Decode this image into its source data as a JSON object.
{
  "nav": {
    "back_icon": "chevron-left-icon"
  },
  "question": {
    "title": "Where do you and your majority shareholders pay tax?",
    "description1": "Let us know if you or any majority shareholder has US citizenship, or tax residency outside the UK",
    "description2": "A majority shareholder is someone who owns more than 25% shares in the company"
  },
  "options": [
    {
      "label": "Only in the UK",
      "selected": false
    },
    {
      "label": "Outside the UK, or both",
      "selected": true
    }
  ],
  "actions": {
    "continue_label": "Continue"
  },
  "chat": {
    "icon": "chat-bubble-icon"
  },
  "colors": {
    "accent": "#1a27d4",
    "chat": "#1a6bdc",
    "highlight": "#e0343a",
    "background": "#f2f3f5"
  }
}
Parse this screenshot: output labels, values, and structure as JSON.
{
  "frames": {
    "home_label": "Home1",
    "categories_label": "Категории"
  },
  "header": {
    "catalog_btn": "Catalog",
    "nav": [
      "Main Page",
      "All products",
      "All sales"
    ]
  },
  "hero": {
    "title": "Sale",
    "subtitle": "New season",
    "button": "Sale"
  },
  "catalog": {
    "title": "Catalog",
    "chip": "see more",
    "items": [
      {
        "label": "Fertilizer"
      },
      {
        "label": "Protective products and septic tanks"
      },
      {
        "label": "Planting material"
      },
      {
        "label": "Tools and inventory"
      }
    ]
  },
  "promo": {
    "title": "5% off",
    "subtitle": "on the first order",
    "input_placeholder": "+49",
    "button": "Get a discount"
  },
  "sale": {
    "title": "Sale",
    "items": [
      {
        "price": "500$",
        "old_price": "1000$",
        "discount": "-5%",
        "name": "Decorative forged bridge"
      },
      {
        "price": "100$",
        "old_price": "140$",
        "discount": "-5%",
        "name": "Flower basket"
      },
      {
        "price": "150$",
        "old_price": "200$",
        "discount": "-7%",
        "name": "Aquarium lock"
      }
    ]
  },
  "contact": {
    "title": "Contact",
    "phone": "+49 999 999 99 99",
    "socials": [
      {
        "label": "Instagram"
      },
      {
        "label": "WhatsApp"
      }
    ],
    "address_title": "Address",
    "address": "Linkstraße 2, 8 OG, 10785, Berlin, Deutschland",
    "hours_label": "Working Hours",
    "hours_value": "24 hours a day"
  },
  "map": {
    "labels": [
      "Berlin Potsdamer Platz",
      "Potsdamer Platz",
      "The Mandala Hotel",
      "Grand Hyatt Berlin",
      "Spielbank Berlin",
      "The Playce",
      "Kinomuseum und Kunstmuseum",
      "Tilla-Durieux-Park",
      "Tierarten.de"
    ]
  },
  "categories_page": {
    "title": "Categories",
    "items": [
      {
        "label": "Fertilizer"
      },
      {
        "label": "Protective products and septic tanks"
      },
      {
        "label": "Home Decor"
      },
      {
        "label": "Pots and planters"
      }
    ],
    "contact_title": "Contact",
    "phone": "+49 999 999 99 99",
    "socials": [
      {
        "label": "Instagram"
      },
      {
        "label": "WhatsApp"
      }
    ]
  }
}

-=-=-

Return every entry verbatim.

Decode this image into its source data as a JSON object.
{
  "nav": {
    "back_icon": "chevron-left-icon"
  },
  "question": {
    "title": "Where do you and your majority shareholders pay tax?",
    "description1": "Let us know if you or any majority shareholder has US citizenship, or tax residency outside the UK",
    "description2": "A majority shareholder is someone who owns more than 25% shares in the company"
  },
  "options": [
    {
      "label": "Only in the UK",
      "selected": false
    },
    {
      "label": "Outside the UK, or both",
      "selected": true
    }
  ],
  "actions": {
    "continue_label": "Continue"
  },
  "chat": {
    "icon": "chat-bubble-icon"
  },
  "colors": {
    "accent": "#1a27d4",
    "chat": "#1a6bdc",
    "highlight": "#e0343a",
    "background": "#f2f3f5"
  }
}
Parse this screenshot: output labels, values, and structure as JSON.
{
  "frames": {
    "home_label": "Home1",
    "categories_label": "Категории"
  },
  "header": {
    "catalog_btn": "Catalog",
    "nav": [
      "Main Page",
      "All products",
      "All sales"
    ]
  },
  "hero": {
    "title": "Sale",
    "subtitle": "New season",
    "button": "Sale"
  },
  "catalog": {
    "title": "Catalog",
    "chip": "see more",
    "items": [
      {
        "label": "Fertilizer"
      },
      {
        "label": "Protective products and septic tanks"
      },
      {
        "label": "Planting material"
      },
      {
        "label": "Tools and inventory"
      }
    ]
  },
  "promo": {
    "title": "5% off",
    "subtitle": "on the first order",
    "input_placeholder": "+49",
    "button": "Get a discount"
  },
  "sale": {
    "title": "Sale",
    "items": [
      {
        "price": "500$",
        "old_price": "1000$",
        "discount": "-5%",
        "name": "Decorative forged bridge"
      },
      {
        "price": "100$",
        "old_price": "140$",
        "discount": "-5%",
        "name": "Flower basket"
      },
      {
        "price": "150$",
        "old_price": "200$",
        "discount": "-7%",
        "name": "Aquarium lock"
      }
    ]
  },
  "contact": {
    "title": "Contact",
    "phone": "+49 999 999 99 99",
    "socials": [
      {
        "label": "Instagram"
      },
      {
        "label": "WhatsApp"
      }
    ],
    "address_title": "Address",
    "address": "Linkstraße 2, 8 OG, 10785, Berlin, Deutschland",
    "hours_label": "Working Hours",
    "hours_value": "24 hours a day"
  },
  "map": {
    "labels": [
      "Berlin Potsdamer Platz",
      "Potsdamer Platz",
      "The Mandala Hotel",
      "Grand Hyatt Berlin",
      "Spielbank Berlin",
      "The Playce",
      "Kinomuseum und Kunstmuseum",
      "Tilla-Durieux-Park",
      "Tierarten.de"
    ]
  },
  "categories_page": {
    "title": "Categories",
    "items": [
      {
        "label": "Fertilizer"
      },
      {
        "label": "Protective products and septic tanks"
      },
      {
        "label": "Home Decor"
      },
      {
        "label": "Pots and planters"
      }
    ],
    "contact_title": "Contact",
    "phone": "+49 999 999 99 99",
    "socials": [
      {
        "label": "Instagram"
      },
      {
        "label": "WhatsApp"
      }
    ]
  }
}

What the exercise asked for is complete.